Extracted data:
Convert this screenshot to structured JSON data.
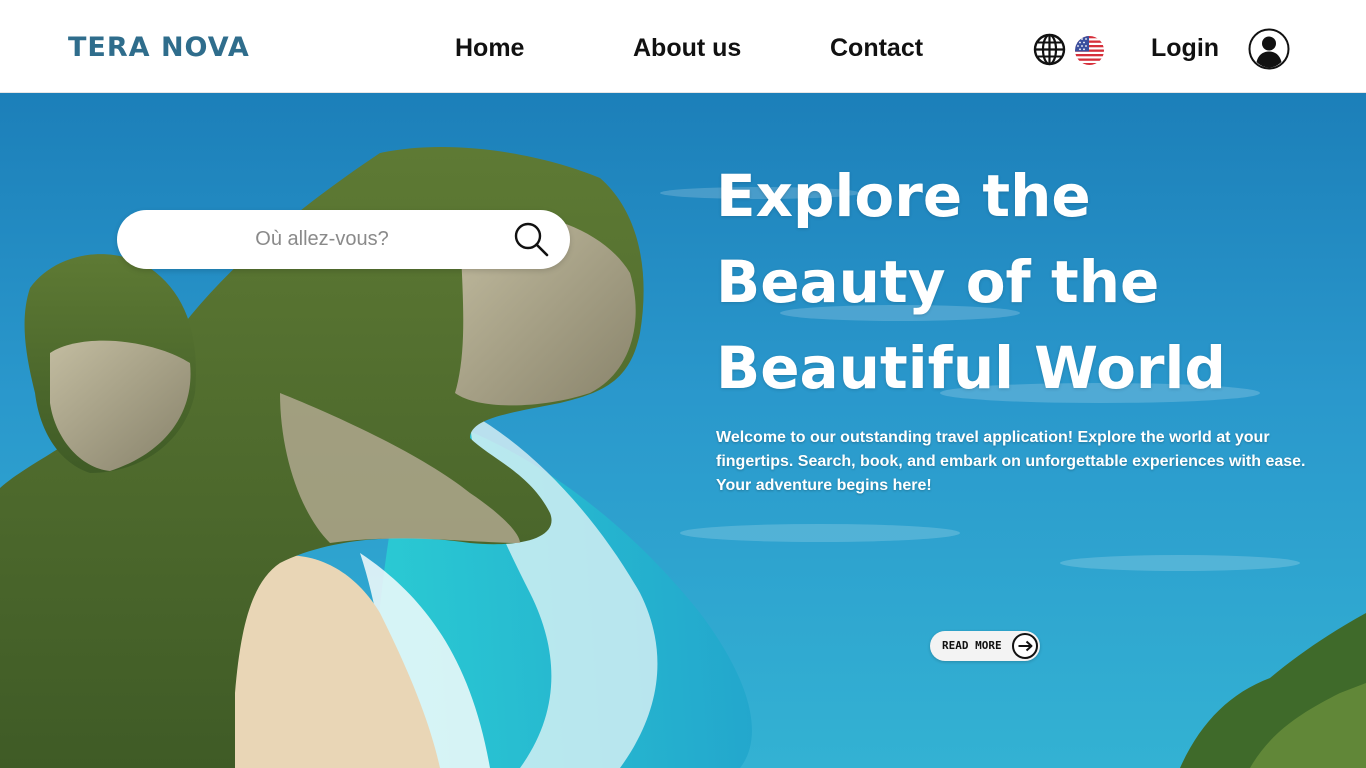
{
  "header": {
    "logo": "TERA NOVA",
    "nav": {
      "home": "Home",
      "about": "About us",
      "contact": "Contact"
    },
    "login": "Login"
  },
  "hero": {
    "search": {
      "placeholder": "Où allez-vous?"
    },
    "title": "Explore the Beauty of the Beautiful World",
    "description": "Welcome to our outstanding travel application! Explore the world at your fingertips. Search, book, and embark on unforgettable experiences with ease. Your adventure begins here!",
    "cta": "READ MORE"
  },
  "icons": {
    "globe": "globe-icon",
    "flag": "us-flag-icon",
    "avatar": "user-avatar-icon",
    "search": "search-icon",
    "arrow": "arrow-right-icon"
  },
  "colors": {
    "brand": "#2f6d8c",
    "ocean": "#1f86bf",
    "text_dark": "#111111"
  }
}
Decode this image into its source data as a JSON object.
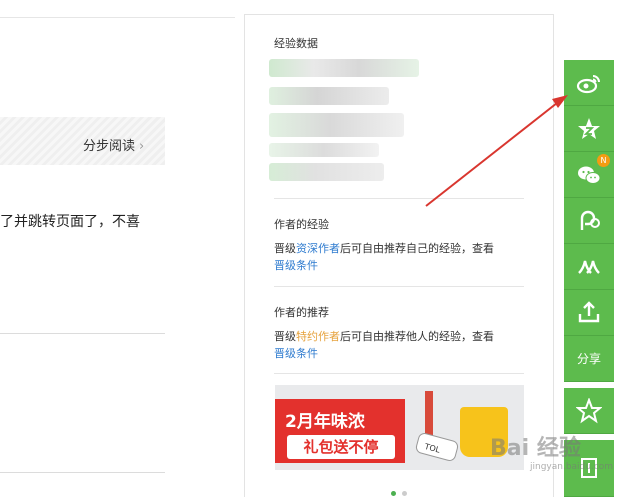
{
  "left": {
    "step_read_label": "分步阅读",
    "step_read_chevron": "›",
    "article_fragment": "了并跳转页面了，不喜"
  },
  "panel": {
    "stats_title": "经验数据",
    "author_exp_title": "作者的经验",
    "author_exp_desc": {
      "prefix": "晋级",
      "highlight": "资深作者",
      "suffix": "后可自由推荐自己的经验，查看",
      "link": "晋级条件"
    },
    "author_rec_title": "作者的推荐",
    "author_rec_desc": {
      "prefix": "晋级",
      "highlight": "特约作者",
      "suffix": "后可自由推荐他人的经验，查看",
      "link": "晋级条件"
    },
    "banner": {
      "line1": "2月年味浓",
      "line2": "礼包送不停"
    }
  },
  "share_bar": {
    "items": [
      {
        "icon": "weibo-icon",
        "color": "#5dbb4d"
      },
      {
        "icon": "qzone-star-icon",
        "color": "#5dbb4d"
      },
      {
        "icon": "wechat-icon",
        "color": "#5dbb4d",
        "badge": "N"
      },
      {
        "icon": "tieba-icon",
        "color": "#5dbb4d"
      },
      {
        "icon": "renren-icon",
        "color": "#5dbb4d"
      },
      {
        "icon": "share-upload-icon",
        "color": "#5dbb4d"
      }
    ],
    "share_label": "分享",
    "favorite_icon": "star-outline-icon",
    "bottom_icon": "bookmark-icon"
  },
  "watermark": {
    "text": "Bai 经验",
    "sub": "jingyan.baidu.com"
  },
  "colors": {
    "share_green": "#5dbb4d",
    "link_blue": "#2e7bcf",
    "highlight_orange": "#e6a23c",
    "arrow_red": "#d9362f"
  }
}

What you are asked to do: From the records above, pick out and copy each line holding the word "this".

Expected answer:
Convert this screenshot to structured JSON data.
Decode this image into its source data as a JSON object.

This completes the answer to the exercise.